Work to complete: Every record here needs to be written out again exactly.

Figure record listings
####

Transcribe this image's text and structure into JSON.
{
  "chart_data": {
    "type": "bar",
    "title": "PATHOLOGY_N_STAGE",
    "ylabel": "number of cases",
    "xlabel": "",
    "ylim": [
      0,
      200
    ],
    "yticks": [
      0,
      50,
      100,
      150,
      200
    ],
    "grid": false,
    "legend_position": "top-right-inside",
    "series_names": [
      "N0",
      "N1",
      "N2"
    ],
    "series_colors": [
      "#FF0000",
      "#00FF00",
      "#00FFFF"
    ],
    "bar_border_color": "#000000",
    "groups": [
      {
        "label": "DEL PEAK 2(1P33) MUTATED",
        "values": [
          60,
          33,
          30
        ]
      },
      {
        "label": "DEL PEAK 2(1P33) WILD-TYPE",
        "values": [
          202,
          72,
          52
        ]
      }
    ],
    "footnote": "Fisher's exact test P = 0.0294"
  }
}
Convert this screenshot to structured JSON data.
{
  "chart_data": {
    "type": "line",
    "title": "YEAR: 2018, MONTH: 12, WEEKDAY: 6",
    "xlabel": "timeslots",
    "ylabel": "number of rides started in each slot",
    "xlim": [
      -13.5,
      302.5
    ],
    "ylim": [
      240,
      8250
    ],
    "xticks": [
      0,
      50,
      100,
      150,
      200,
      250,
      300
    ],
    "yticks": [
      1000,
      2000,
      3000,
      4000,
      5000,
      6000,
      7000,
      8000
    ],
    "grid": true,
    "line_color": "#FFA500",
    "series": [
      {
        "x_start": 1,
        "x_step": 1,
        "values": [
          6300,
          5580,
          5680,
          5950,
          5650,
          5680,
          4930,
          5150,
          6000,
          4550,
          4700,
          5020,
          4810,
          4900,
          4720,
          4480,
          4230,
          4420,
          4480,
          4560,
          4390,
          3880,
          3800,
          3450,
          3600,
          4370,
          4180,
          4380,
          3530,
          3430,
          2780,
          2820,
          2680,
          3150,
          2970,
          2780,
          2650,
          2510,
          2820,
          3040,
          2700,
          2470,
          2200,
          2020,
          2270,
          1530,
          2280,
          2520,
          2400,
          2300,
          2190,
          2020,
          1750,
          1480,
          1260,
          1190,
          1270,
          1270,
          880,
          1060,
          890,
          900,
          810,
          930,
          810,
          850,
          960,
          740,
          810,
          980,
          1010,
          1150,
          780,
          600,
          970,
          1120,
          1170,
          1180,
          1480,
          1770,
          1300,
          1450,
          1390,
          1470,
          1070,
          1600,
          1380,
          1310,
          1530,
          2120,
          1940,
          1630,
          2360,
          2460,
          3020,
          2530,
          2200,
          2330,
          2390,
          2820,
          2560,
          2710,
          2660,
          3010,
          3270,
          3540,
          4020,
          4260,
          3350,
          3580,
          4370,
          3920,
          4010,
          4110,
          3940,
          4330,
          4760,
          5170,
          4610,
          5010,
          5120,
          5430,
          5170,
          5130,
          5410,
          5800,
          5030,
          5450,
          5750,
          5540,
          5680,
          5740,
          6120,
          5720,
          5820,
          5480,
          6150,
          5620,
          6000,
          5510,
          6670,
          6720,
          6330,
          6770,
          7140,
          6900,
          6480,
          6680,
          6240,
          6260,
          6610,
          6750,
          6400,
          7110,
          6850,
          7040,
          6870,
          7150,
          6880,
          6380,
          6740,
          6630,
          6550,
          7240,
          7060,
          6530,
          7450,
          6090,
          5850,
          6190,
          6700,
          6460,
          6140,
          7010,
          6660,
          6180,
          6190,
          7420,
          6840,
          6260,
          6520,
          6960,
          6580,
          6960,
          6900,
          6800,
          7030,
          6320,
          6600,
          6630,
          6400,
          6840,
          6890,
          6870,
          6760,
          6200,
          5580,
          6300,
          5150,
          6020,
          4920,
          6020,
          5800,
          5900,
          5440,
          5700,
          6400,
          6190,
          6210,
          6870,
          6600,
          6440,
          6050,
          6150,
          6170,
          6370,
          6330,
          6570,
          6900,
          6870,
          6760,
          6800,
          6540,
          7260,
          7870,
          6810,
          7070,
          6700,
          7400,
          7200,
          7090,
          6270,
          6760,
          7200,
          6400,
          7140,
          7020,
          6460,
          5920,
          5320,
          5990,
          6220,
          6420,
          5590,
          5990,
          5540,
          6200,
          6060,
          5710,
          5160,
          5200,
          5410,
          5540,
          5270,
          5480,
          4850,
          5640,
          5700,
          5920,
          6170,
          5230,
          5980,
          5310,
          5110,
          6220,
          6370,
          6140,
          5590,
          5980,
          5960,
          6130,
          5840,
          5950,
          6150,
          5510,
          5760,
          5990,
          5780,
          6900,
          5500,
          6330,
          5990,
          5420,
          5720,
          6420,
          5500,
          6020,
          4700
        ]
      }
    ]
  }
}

####

Solution:
Transcribe this image's text and structure into JSON.
{
  "chart_data": {
    "type": "bar",
    "title": "PATHOLOGY_N_STAGE",
    "ylabel": "number of cases",
    "xlabel": "",
    "ylim": [
      0,
      200
    ],
    "yticks": [
      0,
      50,
      100,
      150,
      200
    ],
    "grid": false,
    "legend_position": "top-right-inside",
    "series_names": [
      "N0",
      "N1",
      "N2"
    ],
    "series_colors": [
      "#FF0000",
      "#00FF00",
      "#00FFFF"
    ],
    "bar_border_color": "#000000",
    "groups": [
      {
        "label": "DEL PEAK 2(1P33) MUTATED",
        "values": [
          60,
          33,
          30
        ]
      },
      {
        "label": "DEL PEAK 2(1P33) WILD-TYPE",
        "values": [
          202,
          72,
          52
        ]
      }
    ],
    "footnote": "Fisher's exact test P = 0.0294"
  }
}
Convert this screenshot to structured JSON data.
{
  "chart_data": {
    "type": "line",
    "title": "YEAR: 2018, MONTH: 12, WEEKDAY: 6",
    "xlabel": "timeslots",
    "ylabel": "number of rides started in each slot",
    "xlim": [
      -13.5,
      302.5
    ],
    "ylim": [
      240,
      8250
    ],
    "xticks": [
      0,
      50,
      100,
      150,
      200,
      250,
      300
    ],
    "yticks": [
      1000,
      2000,
      3000,
      4000,
      5000,
      6000,
      7000,
      8000
    ],
    "grid": true,
    "line_color": "#FFA500",
    "series": [
      {
        "x_start": 1,
        "x_step": 1,
        "values": [
          6300,
          5580,
          5680,
          5950,
          5650,
          5680,
          4930,
          5150,
          6000,
          4550,
          4700,
          5020,
          4810,
          4900,
          4720,
          4480,
          4230,
          4420,
          4480,
          4560,
          4390,
          3880,
          3800,
          3450,
          3600,
          4370,
          4180,
          4380,
          3530,
          3430,
          2780,
          2820,
          2680,
          3150,
          2970,
          2780,
          2650,
          2510,
          2820,
          3040,
          2700,
          2470,
          2200,
          2020,
          2270,
          1530,
          2280,
          2520,
          2400,
          2300,
          2190,
          2020,
          1750,
          1480,
          1260,
          1190,
          1270,
          1270,
          880,
          1060,
          890,
          900,
          810,
          930,
          810,
          850,
          960,
          740,
          810,
          980,
          1010,
          1150,
          780,
          600,
          970,
          1120,
          1170,
          1180,
          1480,
          1770,
          1300,
          1450,
          1390,
          1470,
          1070,
          1600,
          1380,
          1310,
          1530,
          2120,
          1940,
          1630,
          2360,
          2460,
          3020,
          2530,
          2200,
          2330,
          2390,
          2820,
          2560,
          2710,
          2660,
          3010,
          3270,
          3540,
          4020,
          4260,
          3350,
          3580,
          4370,
          3920,
          4010,
          4110,
          3940,
          4330,
          4760,
          5170,
          4610,
          5010,
          5120,
          5430,
          5170,
          5130,
          5410,
          5800,
          5030,
          5450,
          5750,
          5540,
          5680,
          5740,
          6120,
          5720,
          5820,
          5480,
          6150,
          5620,
          6000,
          5510,
          6670,
          6720,
          6330,
          6770,
          7140,
          6900,
          6480,
          6680,
          6240,
          6260,
          6610,
          6750,
          6400,
          7110,
          6850,
          7040,
          6870,
          7150,
          6880,
          6380,
          6740,
          6630,
          6550,
          7240,
          7060,
          6530,
          7450,
          6090,
          5850,
          6190,
          6700,
          6460,
          6140,
          7010,
          6660,
          6180,
          6190,
          7420,
          6840,
          6260,
          6520,
          6960,
          6580,
          6960,
          6900,
          6800,
          7030,
          6320,
          6600,
          6630,
          6400,
          6840,
          6890,
          6870,
          6760,
          6200,
          5580,
          6300,
          5150,
          6020,
          4920,
          6020,
          5800,
          5900,
          5440,
          5700,
          6400,
          6190,
          6210,
          6870,
          6600,
          6440,
          6050,
          6150,
          6170,
          6370,
          6330,
          6570,
          6900,
          6870,
          6760,
          6800,
          6540,
          7260,
          7870,
          6810,
          7070,
          6700,
          7400,
          7200,
          7090,
          6270,
          6760,
          7200,
          6400,
          7140,
          7020,
          6460,
          5920,
          5320,
          5990,
          6220,
          6420,
          5590,
          5990,
          5540,
          6200,
          6060,
          5710,
          5160,
          5200,
          5410,
          5540,
          5270,
          5480,
          4850,
          5640,
          5700,
          5920,
          6170,
          5230,
          5980,
          5310,
          5110,
          6220,
          6370,
          6140,
          5590,
          5980,
          5960,
          6130,
          5840,
          5950,
          6150,
          5510,
          5760,
          5990,
          5780,
          6900,
          5500,
          6330,
          5990,
          5420,
          5720,
          6420,
          5500,
          6020,
          4700
        ]
      }
    ]
  }
}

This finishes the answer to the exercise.